• Your objective: Write out the whole listing again, exactly as given.
[start of Excerpted data]
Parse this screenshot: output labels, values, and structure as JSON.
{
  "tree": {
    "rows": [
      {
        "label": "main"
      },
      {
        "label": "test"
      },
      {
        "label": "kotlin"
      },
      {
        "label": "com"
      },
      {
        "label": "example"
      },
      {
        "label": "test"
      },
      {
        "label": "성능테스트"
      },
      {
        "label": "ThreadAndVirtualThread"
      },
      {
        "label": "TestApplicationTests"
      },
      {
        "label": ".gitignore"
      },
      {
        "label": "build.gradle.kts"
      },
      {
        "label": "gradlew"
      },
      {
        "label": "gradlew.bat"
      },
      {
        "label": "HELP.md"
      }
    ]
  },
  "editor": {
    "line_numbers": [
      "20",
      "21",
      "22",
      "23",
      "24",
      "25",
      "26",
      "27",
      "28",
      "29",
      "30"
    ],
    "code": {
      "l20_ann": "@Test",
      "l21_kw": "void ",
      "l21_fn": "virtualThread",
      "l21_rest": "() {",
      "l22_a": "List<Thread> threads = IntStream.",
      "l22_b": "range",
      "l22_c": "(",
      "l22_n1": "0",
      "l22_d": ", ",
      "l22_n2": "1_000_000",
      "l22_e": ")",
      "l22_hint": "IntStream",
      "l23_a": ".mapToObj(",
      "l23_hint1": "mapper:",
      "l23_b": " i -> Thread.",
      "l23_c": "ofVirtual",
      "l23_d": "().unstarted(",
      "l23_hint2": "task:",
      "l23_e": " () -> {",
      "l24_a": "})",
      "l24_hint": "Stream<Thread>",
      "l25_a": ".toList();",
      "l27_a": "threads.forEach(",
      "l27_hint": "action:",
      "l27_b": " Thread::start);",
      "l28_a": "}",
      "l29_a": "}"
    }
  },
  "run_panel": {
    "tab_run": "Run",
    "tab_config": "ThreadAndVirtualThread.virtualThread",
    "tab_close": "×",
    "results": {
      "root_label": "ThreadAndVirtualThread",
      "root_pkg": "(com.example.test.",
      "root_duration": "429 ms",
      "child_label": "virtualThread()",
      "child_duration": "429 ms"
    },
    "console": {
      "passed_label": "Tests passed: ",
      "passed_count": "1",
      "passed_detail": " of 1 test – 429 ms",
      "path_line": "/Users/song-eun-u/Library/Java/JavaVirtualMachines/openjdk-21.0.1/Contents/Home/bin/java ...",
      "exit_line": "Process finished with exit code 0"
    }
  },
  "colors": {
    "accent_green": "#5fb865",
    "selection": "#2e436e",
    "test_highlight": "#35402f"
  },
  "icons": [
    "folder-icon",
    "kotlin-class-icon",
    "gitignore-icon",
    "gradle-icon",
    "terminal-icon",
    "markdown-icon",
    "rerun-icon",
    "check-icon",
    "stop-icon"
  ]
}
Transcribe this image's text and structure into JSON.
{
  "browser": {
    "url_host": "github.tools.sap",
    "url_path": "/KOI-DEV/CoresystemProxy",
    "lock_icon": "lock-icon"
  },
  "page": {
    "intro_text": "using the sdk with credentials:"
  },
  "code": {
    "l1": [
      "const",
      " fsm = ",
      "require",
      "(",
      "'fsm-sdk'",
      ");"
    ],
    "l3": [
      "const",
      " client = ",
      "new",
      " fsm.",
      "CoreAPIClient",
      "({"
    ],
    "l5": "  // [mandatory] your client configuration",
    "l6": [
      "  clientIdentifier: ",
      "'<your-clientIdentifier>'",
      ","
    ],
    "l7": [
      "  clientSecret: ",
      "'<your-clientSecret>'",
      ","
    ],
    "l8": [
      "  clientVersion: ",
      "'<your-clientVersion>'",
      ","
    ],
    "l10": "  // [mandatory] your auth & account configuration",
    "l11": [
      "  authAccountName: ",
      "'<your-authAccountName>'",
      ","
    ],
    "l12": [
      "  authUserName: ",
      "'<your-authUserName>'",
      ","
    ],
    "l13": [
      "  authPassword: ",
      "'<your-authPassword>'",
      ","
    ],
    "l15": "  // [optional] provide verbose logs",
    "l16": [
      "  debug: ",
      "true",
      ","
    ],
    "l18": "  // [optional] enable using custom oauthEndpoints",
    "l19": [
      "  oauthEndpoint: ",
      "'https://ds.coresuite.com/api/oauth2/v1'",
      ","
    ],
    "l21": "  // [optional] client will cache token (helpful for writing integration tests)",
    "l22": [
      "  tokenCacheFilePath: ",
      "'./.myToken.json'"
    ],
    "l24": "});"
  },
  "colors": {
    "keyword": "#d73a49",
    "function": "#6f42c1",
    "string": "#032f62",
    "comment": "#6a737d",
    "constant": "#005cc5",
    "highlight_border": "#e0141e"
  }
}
[end of Excerpted data]
• Solution:
Parse this screenshot: output labels, values, and structure as JSON.
{
  "tree": {
    "rows": [
      {
        "label": "main"
      },
      {
        "label": "test"
      },
      {
        "label": "kotlin"
      },
      {
        "label": "com"
      },
      {
        "label": "example"
      },
      {
        "label": "test"
      },
      {
        "label": "성능테스트"
      },
      {
        "label": "ThreadAndVirtualThread"
      },
      {
        "label": "TestApplicationTests"
      },
      {
        "label": ".gitignore"
      },
      {
        "label": "build.gradle.kts"
      },
      {
        "label": "gradlew"
      },
      {
        "label": "gradlew.bat"
      },
      {
        "label": "HELP.md"
      }
    ]
  },
  "editor": {
    "line_numbers": [
      "20",
      "21",
      "22",
      "23",
      "24",
      "25",
      "26",
      "27",
      "28",
      "29",
      "30"
    ],
    "code": {
      "l20_ann": "@Test",
      "l21_kw": "void ",
      "l21_fn": "virtualThread",
      "l21_rest": "() {",
      "l22_a": "List<Thread> threads = IntStream.",
      "l22_b": "range",
      "l22_c": "(",
      "l22_n1": "0",
      "l22_d": ", ",
      "l22_n2": "1_000_000",
      "l22_e": ")",
      "l22_hint": "IntStream",
      "l23_a": ".mapToObj(",
      "l23_hint1": "mapper:",
      "l23_b": " i -> Thread.",
      "l23_c": "ofVirtual",
      "l23_d": "().unstarted(",
      "l23_hint2": "task:",
      "l23_e": " () -> {",
      "l24_a": "})",
      "l24_hint": "Stream<Thread>",
      "l25_a": ".toList();",
      "l27_a": "threads.forEach(",
      "l27_hint": "action:",
      "l27_b": " Thread::start);",
      "l28_a": "}",
      "l29_a": "}"
    }
  },
  "run_panel": {
    "tab_run": "Run",
    "tab_config": "ThreadAndVirtualThread.virtualThread",
    "tab_close": "×",
    "results": {
      "root_label": "ThreadAndVirtualThread",
      "root_pkg": "(com.example.test.",
      "root_duration": "429 ms",
      "child_label": "virtualThread()",
      "child_duration": "429 ms"
    },
    "console": {
      "passed_label": "Tests passed: ",
      "passed_count": "1",
      "passed_detail": " of 1 test – 429 ms",
      "path_line": "/Users/song-eun-u/Library/Java/JavaVirtualMachines/openjdk-21.0.1/Contents/Home/bin/java ...",
      "exit_line": "Process finished with exit code 0"
    }
  },
  "colors": {
    "accent_green": "#5fb865",
    "selection": "#2e436e",
    "test_highlight": "#35402f"
  },
  "icons": [
    "folder-icon",
    "kotlin-class-icon",
    "gitignore-icon",
    "gradle-icon",
    "terminal-icon",
    "markdown-icon",
    "rerun-icon",
    "check-icon",
    "stop-icon"
  ]
}
Transcribe this image's text and structure into JSON.
{
  "browser": {
    "url_host": "github.tools.sap",
    "url_path": "/KOI-DEV/CoresystemProxy",
    "lock_icon": "lock-icon"
  },
  "page": {
    "intro_text": "using the sdk with credentials:"
  },
  "code": {
    "l1": [
      "const",
      " fsm = ",
      "require",
      "(",
      "'fsm-sdk'",
      ");"
    ],
    "l3": [
      "const",
      " client = ",
      "new",
      " fsm.",
      "CoreAPIClient",
      "({"
    ],
    "l5": "  // [mandatory] your client configuration",
    "l6": [
      "  clientIdentifier: ",
      "'<your-clientIdentifier>'",
      ","
    ],
    "l7": [
      "  clientSecret: ",
      "'<your-clientSecret>'",
      ","
    ],
    "l8": [
      "  clientVersion: ",
      "'<your-clientVersion>'",
      ","
    ],
    "l10": "  // [mandatory] your auth & account configuration",
    "l11": [
      "  authAccountName: ",
      "'<your-authAccountName>'",
      ","
    ],
    "l12": [
      "  authUserName: ",
      "'<your-authUserName>'",
      ","
    ],
    "l13": [
      "  authPassword: ",
      "'<your-authPassword>'",
      ","
    ],
    "l15": "  // [optional] provide verbose logs",
    "l16": [
      "  debug: ",
      "true",
      ","
    ],
    "l18": "  // [optional] enable using custom oauthEndpoints",
    "l19": [
      "  oauthEndpoint: ",
      "'https://ds.coresuite.com/api/oauth2/v1'",
      ","
    ],
    "l21": "  // [optional] client will cache token (helpful for writing integration tests)",
    "l22": [
      "  tokenCacheFilePath: ",
      "'./.myToken.json'"
    ],
    "l24": "});"
  },
  "colors": {
    "keyword": "#d73a49",
    "function": "#6f42c1",
    "string": "#032f62",
    "comment": "#6a737d",
    "constant": "#005cc5",
    "highlight_border": "#e0141e"
  }
}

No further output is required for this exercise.